### TO DO
Extract the listing below in full, unchanged.

-------- ENTRIES SUPPLIED --------

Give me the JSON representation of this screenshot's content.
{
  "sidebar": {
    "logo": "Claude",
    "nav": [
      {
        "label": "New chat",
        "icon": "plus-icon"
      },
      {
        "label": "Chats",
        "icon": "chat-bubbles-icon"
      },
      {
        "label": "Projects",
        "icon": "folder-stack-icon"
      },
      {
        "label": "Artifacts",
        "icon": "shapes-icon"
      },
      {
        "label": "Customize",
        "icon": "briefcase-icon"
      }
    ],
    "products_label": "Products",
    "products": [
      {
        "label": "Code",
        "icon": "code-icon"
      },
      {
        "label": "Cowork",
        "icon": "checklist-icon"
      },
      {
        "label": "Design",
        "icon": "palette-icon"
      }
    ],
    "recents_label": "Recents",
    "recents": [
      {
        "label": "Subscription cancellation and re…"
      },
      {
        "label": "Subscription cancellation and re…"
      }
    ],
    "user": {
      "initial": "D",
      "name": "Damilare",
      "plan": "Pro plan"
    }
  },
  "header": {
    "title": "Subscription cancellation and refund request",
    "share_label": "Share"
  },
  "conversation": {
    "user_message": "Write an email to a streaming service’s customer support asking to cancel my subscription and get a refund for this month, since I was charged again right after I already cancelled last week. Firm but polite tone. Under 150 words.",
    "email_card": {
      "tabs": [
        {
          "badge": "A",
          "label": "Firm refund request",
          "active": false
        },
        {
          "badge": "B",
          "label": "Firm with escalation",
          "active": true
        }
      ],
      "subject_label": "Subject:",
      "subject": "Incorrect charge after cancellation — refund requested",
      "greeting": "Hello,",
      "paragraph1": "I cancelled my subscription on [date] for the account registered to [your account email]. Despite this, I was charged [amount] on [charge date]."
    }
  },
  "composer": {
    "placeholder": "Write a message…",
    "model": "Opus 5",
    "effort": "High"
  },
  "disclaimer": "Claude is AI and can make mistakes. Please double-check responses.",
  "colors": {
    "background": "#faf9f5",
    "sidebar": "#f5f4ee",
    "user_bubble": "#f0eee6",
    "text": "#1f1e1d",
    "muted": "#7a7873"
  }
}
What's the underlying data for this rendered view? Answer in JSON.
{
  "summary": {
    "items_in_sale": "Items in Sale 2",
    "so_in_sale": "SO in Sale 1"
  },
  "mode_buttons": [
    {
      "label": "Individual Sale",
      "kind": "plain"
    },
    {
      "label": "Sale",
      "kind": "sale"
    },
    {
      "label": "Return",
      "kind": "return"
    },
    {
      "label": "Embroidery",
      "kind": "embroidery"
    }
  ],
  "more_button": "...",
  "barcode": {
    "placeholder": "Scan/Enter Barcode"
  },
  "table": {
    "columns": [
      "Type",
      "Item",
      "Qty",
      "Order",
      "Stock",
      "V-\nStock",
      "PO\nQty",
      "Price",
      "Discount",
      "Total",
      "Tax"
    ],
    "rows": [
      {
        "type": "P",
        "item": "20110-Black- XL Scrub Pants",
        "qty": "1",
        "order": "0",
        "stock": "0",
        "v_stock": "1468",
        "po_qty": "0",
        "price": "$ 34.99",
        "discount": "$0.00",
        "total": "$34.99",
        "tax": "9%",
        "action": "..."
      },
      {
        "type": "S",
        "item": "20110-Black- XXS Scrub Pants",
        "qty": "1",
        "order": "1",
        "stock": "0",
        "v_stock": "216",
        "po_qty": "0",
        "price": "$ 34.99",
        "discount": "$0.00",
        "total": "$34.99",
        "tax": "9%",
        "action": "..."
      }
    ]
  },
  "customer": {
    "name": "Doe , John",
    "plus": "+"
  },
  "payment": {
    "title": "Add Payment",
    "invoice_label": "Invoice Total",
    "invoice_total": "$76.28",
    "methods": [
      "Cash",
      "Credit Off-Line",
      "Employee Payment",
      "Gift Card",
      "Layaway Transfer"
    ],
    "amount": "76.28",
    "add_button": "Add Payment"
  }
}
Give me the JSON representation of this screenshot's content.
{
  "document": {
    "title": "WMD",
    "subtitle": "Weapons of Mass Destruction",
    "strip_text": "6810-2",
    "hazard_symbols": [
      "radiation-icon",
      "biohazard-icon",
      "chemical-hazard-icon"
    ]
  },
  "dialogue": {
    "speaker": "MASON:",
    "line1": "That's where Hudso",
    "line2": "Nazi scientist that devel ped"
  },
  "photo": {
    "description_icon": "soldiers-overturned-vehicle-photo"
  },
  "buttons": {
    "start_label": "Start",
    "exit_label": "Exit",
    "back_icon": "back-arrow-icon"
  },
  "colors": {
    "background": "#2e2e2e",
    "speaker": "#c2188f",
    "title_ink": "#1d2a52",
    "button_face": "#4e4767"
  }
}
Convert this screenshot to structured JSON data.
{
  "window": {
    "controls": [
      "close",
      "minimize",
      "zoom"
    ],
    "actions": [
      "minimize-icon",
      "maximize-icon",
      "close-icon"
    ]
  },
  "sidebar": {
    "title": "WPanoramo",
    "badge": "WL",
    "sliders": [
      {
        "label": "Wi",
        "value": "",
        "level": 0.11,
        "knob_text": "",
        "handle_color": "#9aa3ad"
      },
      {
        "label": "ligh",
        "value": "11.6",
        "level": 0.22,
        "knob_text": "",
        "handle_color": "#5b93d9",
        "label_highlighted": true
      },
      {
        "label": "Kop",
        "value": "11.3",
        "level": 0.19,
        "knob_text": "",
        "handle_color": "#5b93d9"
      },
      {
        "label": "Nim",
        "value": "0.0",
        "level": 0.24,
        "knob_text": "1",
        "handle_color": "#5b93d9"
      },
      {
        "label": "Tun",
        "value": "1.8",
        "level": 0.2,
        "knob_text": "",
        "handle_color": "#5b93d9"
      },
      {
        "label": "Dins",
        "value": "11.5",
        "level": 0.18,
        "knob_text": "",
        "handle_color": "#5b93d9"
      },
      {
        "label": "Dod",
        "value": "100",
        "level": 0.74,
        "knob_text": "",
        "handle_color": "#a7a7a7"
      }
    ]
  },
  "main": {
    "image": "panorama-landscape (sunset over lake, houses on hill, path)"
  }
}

--------

### WORKED ANSWER
Give me the JSON representation of this screenshot's content.
{
  "sidebar": {
    "logo": "Claude",
    "nav": [
      {
        "label": "New chat",
        "icon": "plus-icon"
      },
      {
        "label": "Chats",
        "icon": "chat-bubbles-icon"
      },
      {
        "label": "Projects",
        "icon": "folder-stack-icon"
      },
      {
        "label": "Artifacts",
        "icon": "shapes-icon"
      },
      {
        "label": "Customize",
        "icon": "briefcase-icon"
      }
    ],
    "products_label": "Products",
    "products": [
      {
        "label": "Code",
        "icon": "code-icon"
      },
      {
        "label": "Cowork",
        "icon": "checklist-icon"
      },
      {
        "label": "Design",
        "icon": "palette-icon"
      }
    ],
    "recents_label": "Recents",
    "recents": [
      {
        "label": "Subscription cancellation and re…"
      },
      {
        "label": "Subscription cancellation and re…"
      }
    ],
    "user": {
      "initial": "D",
      "name": "Damilare",
      "plan": "Pro plan"
    }
  },
  "header": {
    "title": "Subscription cancellation and refund request",
    "share_label": "Share"
  },
  "conversation": {
    "user_message": "Write an email to a streaming service’s customer support asking to cancel my subscription and get a refund for this month, since I was charged again right after I already cancelled last week. Firm but polite tone. Under 150 words.",
    "email_card": {
      "tabs": [
        {
          "badge": "A",
          "label": "Firm refund request",
          "active": false
        },
        {
          "badge": "B",
          "label": "Firm with escalation",
          "active": true
        }
      ],
      "subject_label": "Subject:",
      "subject": "Incorrect charge after cancellation — refund requested",
      "greeting": "Hello,",
      "paragraph1": "I cancelled my subscription on [date] for the account registered to [your account email]. Despite this, I was charged [amount] on [charge date]."
    }
  },
  "composer": {
    "placeholder": "Write a message…",
    "model": "Opus 5",
    "effort": "High"
  },
  "disclaimer": "Claude is AI and can make mistakes. Please double-check responses.",
  "colors": {
    "background": "#faf9f5",
    "sidebar": "#f5f4ee",
    "user_bubble": "#f0eee6",
    "text": "#1f1e1d",
    "muted": "#7a7873"
  }
}
What's the underlying data for this rendered view? Answer in JSON.
{
  "summary": {
    "items_in_sale": "Items in Sale 2",
    "so_in_sale": "SO in Sale 1"
  },
  "mode_buttons": [
    {
      "label": "Individual Sale",
      "kind": "plain"
    },
    {
      "label": "Sale",
      "kind": "sale"
    },
    {
      "label": "Return",
      "kind": "return"
    },
    {
      "label": "Embroidery",
      "kind": "embroidery"
    }
  ],
  "more_button": "...",
  "barcode": {
    "placeholder": "Scan/Enter Barcode"
  },
  "table": {
    "columns": [
      "Type",
      "Item",
      "Qty",
      "Order",
      "Stock",
      "V-\nStock",
      "PO\nQty",
      "Price",
      "Discount",
      "Total",
      "Tax"
    ],
    "rows": [
      {
        "type": "P",
        "item": "20110-Black- XL Scrub Pants",
        "qty": "1",
        "order": "0",
        "stock": "0",
        "v_stock": "1468",
        "po_qty": "0",
        "price": "$ 34.99",
        "discount": "$0.00",
        "total": "$34.99",
        "tax": "9%",
        "action": "..."
      },
      {
        "type": "S",
        "item": "20110-Black- XXS Scrub Pants",
        "qty": "1",
        "order": "1",
        "stock": "0",
        "v_stock": "216",
        "po_qty": "0",
        "price": "$ 34.99",
        "discount": "$0.00",
        "total": "$34.99",
        "tax": "9%",
        "action": "..."
      }
    ]
  },
  "customer": {
    "name": "Doe , John",
    "plus": "+"
  },
  "payment": {
    "title": "Add Payment",
    "invoice_label": "Invoice Total",
    "invoice_total": "$76.28",
    "methods": [
      "Cash",
      "Credit Off-Line",
      "Employee Payment",
      "Gift Card",
      "Layaway Transfer"
    ],
    "amount": "76.28",
    "add_button": "Add Payment"
  }
}
Give me the JSON representation of this screenshot's content.
{
  "document": {
    "title": "WMD",
    "subtitle": "Weapons of Mass Destruction",
    "strip_text": "6810-2",
    "hazard_symbols": [
      "radiation-icon",
      "biohazard-icon",
      "chemical-hazard-icon"
    ]
  },
  "dialogue": {
    "speaker": "MASON:",
    "line1": "That's where Hudso",
    "line2": "Nazi scientist that devel ped"
  },
  "photo": {
    "description_icon": "soldiers-overturned-vehicle-photo"
  },
  "buttons": {
    "start_label": "Start",
    "exit_label": "Exit",
    "back_icon": "back-arrow-icon"
  },
  "colors": {
    "background": "#2e2e2e",
    "speaker": "#c2188f",
    "title_ink": "#1d2a52",
    "button_face": "#4e4767"
  }
}
Convert this screenshot to structured JSON data.
{
  "window": {
    "controls": [
      "close",
      "minimize",
      "zoom"
    ],
    "actions": [
      "minimize-icon",
      "maximize-icon",
      "close-icon"
    ]
  },
  "sidebar": {
    "title": "WPanoramo",
    "badge": "WL",
    "sliders": [
      {
        "label": "Wi",
        "value": "",
        "level": 0.11,
        "knob_text": "",
        "handle_color": "#9aa3ad"
      },
      {
        "label": "ligh",
        "value": "11.6",
        "level": 0.22,
        "knob_text": "",
        "handle_color": "#5b93d9",
        "label_highlighted": true
      },
      {
        "label": "Kop",
        "value": "11.3",
        "level": 0.19,
        "knob_text": "",
        "handle_color": "#5b93d9"
      },
      {
        "label": "Nim",
        "value": "0.0",
        "level": 0.24,
        "knob_text": "1",
        "handle_color": "#5b93d9"
      },
      {
        "label": "Tun",
        "value": "1.8",
        "level": 0.2,
        "knob_text": "",
        "handle_color": "#5b93d9"
      },
      {
        "label": "Dins",
        "value": "11.5",
        "level": 0.18,
        "knob_text": "",
        "handle_color": "#5b93d9"
      },
      {
        "label": "Dod",
        "value": "100",
        "level": 0.74,
        "knob_text": "",
        "handle_color": "#a7a7a7"
      }
    ]
  },
  "main": {
    "image": "panorama-landscape (sunset over lake, houses on hill, path)"
  }
}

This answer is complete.